#### Dataset content
===
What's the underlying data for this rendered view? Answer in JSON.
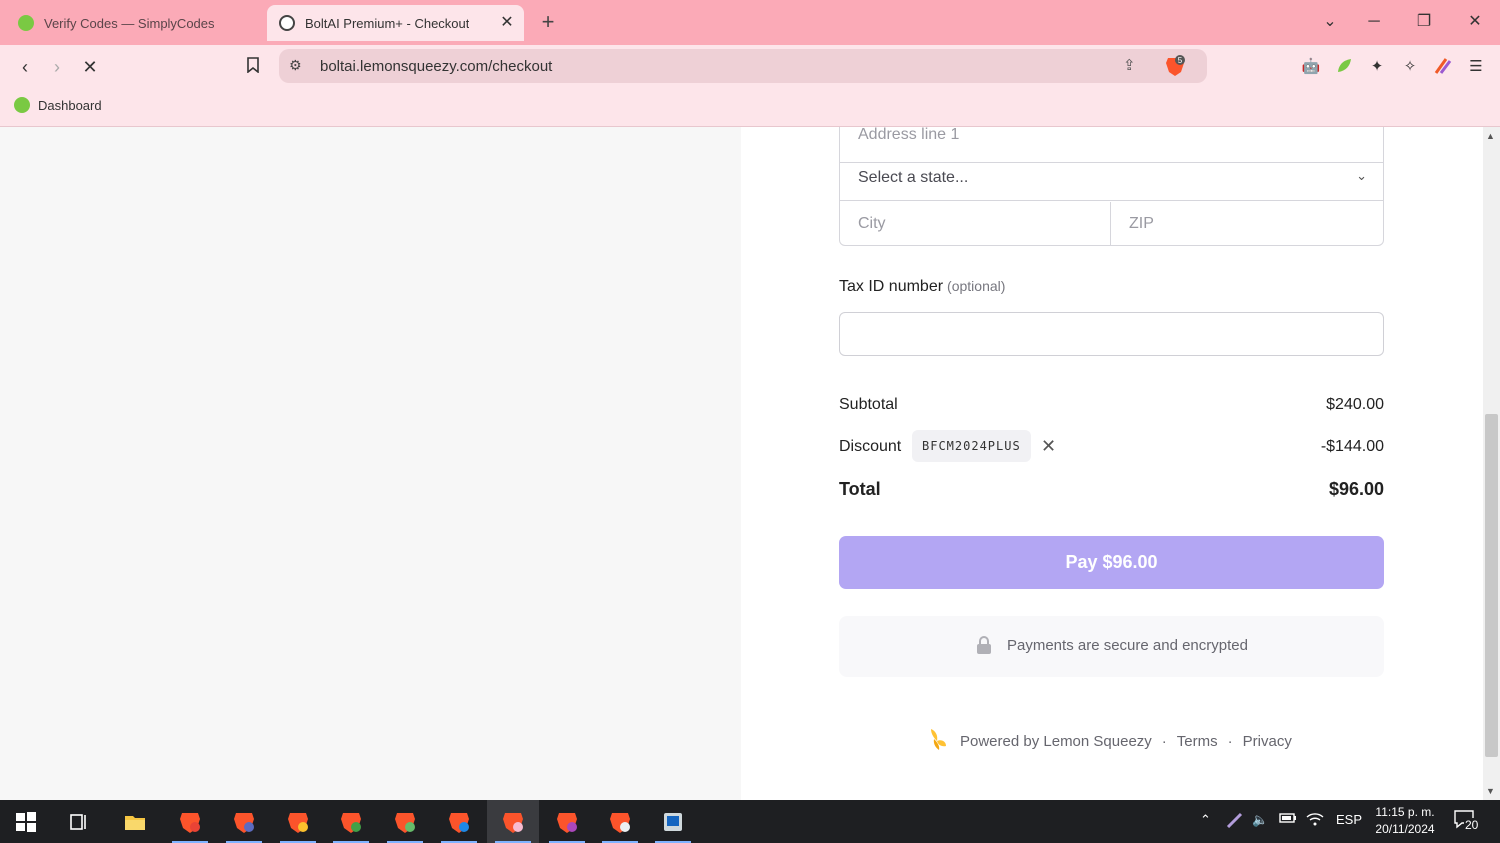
{
  "browser": {
    "tabs": [
      {
        "title": "Verify Codes — SimplyCodes",
        "active": false
      },
      {
        "title": "BoltAI Premium+ - Checkout",
        "active": true
      }
    ],
    "url": "boltai.lemonsqueezy.com/checkout",
    "brave_badge": "5",
    "bookmark": "Dashboard"
  },
  "checkout": {
    "address_line1_placeholder": "Address line 1",
    "state_placeholder": "Select a state...",
    "city_placeholder": "City",
    "zip_placeholder": "ZIP",
    "tax_label": "Tax ID number",
    "tax_optional": "(optional)",
    "subtotal_label": "Subtotal",
    "subtotal_value": "$240.00",
    "discount_label": "Discount",
    "discount_code": "BFCM2024PLUS",
    "discount_value": "-$144.00",
    "total_label": "Total",
    "total_value": "$96.00",
    "pay_button": "Pay $96.00",
    "secure_text": "Payments are secure and encrypted",
    "powered_by": "Powered by Lemon Squeezy",
    "terms": "Terms",
    "privacy": "Privacy",
    "footer_sep": "·",
    "accent_color": "#b3a6f3"
  },
  "taskbar": {
    "language": "ESP",
    "time": "11:15 p. m.",
    "date": "20/11/2024",
    "notifications": "20"
  }
}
===
#### Problem to work on
Search the records for the word "title" and copy every line where it occurs.

#### Worked answer
        "title": "Verify Codes — SimplyCodes",
        "title": "BoltAI Premium+ - Checkout",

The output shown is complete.